* [EXERCISE DETAILS]
Give the listing again in full, exactly as written.

* [RECORDS SHOWN]
-*-*-
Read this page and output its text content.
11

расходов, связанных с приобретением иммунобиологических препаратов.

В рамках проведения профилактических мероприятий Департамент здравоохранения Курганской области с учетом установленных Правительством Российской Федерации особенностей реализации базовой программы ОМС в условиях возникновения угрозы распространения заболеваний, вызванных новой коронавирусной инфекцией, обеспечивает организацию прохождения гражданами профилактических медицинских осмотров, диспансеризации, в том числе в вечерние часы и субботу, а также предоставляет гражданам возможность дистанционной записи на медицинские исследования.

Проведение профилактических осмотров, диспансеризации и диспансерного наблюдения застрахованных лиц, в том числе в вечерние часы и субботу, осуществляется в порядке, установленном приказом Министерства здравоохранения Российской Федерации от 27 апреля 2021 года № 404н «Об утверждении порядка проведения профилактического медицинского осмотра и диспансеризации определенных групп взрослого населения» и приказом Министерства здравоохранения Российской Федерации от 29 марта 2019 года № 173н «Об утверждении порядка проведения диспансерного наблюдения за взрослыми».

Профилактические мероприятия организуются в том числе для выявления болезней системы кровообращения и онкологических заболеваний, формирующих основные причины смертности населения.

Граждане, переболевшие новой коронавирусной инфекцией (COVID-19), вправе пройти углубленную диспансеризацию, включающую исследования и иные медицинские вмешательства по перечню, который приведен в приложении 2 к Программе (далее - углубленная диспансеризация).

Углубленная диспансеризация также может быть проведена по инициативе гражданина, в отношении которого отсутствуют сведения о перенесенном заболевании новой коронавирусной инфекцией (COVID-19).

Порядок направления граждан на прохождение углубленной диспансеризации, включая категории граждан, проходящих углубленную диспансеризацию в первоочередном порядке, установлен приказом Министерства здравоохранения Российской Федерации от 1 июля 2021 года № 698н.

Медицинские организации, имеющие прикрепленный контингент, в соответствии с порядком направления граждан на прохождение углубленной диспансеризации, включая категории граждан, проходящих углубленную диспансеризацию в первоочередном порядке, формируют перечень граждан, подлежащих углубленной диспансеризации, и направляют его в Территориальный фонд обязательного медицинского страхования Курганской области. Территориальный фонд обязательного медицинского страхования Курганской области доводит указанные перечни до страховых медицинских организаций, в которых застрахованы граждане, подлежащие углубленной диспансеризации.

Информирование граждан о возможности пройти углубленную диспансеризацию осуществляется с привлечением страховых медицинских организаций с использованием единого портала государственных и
-*-*-
* [WRITTEN ANSWER]
Read this page and output its text content.
11

расходов, связанных с приобретением иммунобиологических препаратов.

В рамках проведения профилактических мероприятий Департамент здравоохранения Курганской области с учетом установленных Правительством Российской Федерации особенностей реализации базовой программы ОМС в условиях возникновения угрозы распространения заболеваний, вызванных новой коронавирусной инфекцией, обеспечивает организацию прохождения гражданами профилактических медицинских осмотров, диспансеризации, в том числе в вечерние часы и субботу, а также предоставляет гражданам возможность дистанционной записи на медицинские исследования.

Проведение профилактических осмотров, диспансеризации и диспансерного наблюдения застрахованных лиц, в том числе в вечерние часы и субботу, осуществляется в порядке, установленном приказом Министерства здравоохранения Российской Федерации от 27 апреля 2021 года № 404н «Об утверждении порядка проведения профилактического медицинского осмотра и диспансеризации определенных групп взрослого населения» и приказом Министерства здравоохранения Российской Федерации от 29 марта 2019 года № 173н «Об утверждении порядка проведения диспансерного наблюдения за взрослыми».

Профилактические мероприятия организуются в том числе для выявления болезней системы кровообращения и онкологических заболеваний, формирующих основные причины смертности населения.

Граждане, переболевшие новой коронавирусной инфекцией (COVID-19), вправе пройти углубленную диспансеризацию, включающую исследования и иные медицинские вмешательства по перечню, который приведен в приложении 2 к Программе (далее - углубленная диспансеризация).

Углубленная диспансеризация также может быть проведена по инициативе гражданина, в отношении которого отсутствуют сведения о перенесенном заболевании новой коронавирусной инфекцией (COVID-19).

Порядок направления граждан на прохождение углубленной диспансеризации, включая категории граждан, проходящих углубленную диспансеризацию в первоочередном порядке, установлен приказом Министерства здравоохранения Российской Федерации от 1 июля 2021 года № 698н.

Медицинские организации, имеющие прикрепленный контингент, в соответствии с порядком направления граждан на прохождение углубленной диспансеризации, включая категории граждан, проходящих углубленную диспансеризацию в первоочередном порядке, формируют перечень граждан, подлежащих углубленной диспансеризации, и направляют его в Территориальный фонд обязательного медицинского страхования Курганской области. Территориальный фонд обязательного медицинского страхования Курганской области доводит указанные перечни до страховых медицинских организаций, в которых застрахованы граждане, подлежащие углубленной диспансеризации.

Информирование граждан о возможности пройти углубленную диспансеризацию осуществляется с привлечением страховых медицинских организаций с использованием единого портала государственных и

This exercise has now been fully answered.